- WRITTEN PROBLEM
Scan the entries below and count the lines holding the string "Percentage". Supply only the number.

>> begin EXTRACTED DATA

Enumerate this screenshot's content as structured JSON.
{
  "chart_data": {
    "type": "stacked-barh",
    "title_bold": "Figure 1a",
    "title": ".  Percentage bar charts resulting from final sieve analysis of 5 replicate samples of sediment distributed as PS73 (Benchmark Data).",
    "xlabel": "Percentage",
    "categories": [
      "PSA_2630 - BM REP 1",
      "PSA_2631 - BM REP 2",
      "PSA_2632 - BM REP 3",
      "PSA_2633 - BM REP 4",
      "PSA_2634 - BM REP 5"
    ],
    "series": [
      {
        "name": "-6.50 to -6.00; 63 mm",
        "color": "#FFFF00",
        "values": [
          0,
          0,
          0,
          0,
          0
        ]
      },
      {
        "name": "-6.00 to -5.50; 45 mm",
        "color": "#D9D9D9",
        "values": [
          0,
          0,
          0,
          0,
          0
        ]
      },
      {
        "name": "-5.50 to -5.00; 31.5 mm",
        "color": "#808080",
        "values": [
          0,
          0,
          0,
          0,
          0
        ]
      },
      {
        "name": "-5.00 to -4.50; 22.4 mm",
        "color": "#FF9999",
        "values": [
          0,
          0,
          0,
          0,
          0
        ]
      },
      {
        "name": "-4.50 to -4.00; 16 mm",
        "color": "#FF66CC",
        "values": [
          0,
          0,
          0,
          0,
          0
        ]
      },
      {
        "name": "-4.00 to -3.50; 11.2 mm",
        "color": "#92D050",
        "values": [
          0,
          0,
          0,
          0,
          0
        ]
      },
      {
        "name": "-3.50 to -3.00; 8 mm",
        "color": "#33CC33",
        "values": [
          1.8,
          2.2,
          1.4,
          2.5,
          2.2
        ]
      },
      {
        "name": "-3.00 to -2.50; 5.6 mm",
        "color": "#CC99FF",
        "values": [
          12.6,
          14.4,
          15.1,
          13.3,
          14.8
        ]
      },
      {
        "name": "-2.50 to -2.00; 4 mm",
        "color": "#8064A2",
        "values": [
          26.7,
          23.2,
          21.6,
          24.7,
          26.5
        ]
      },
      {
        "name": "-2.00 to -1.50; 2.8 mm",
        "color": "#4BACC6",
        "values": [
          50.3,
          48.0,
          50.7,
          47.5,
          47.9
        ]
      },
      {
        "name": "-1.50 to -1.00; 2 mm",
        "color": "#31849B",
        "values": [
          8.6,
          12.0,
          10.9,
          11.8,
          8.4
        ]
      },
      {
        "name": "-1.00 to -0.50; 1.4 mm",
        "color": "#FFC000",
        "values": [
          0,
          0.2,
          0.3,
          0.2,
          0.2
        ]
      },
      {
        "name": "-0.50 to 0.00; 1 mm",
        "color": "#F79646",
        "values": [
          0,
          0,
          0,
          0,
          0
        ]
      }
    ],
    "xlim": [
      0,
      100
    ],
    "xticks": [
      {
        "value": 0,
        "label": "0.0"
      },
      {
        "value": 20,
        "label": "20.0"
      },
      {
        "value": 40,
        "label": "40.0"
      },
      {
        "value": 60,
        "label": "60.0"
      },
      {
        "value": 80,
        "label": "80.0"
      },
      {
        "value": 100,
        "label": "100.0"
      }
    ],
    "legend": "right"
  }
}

>> end EXTRACTED DATA

- RESPONSE
2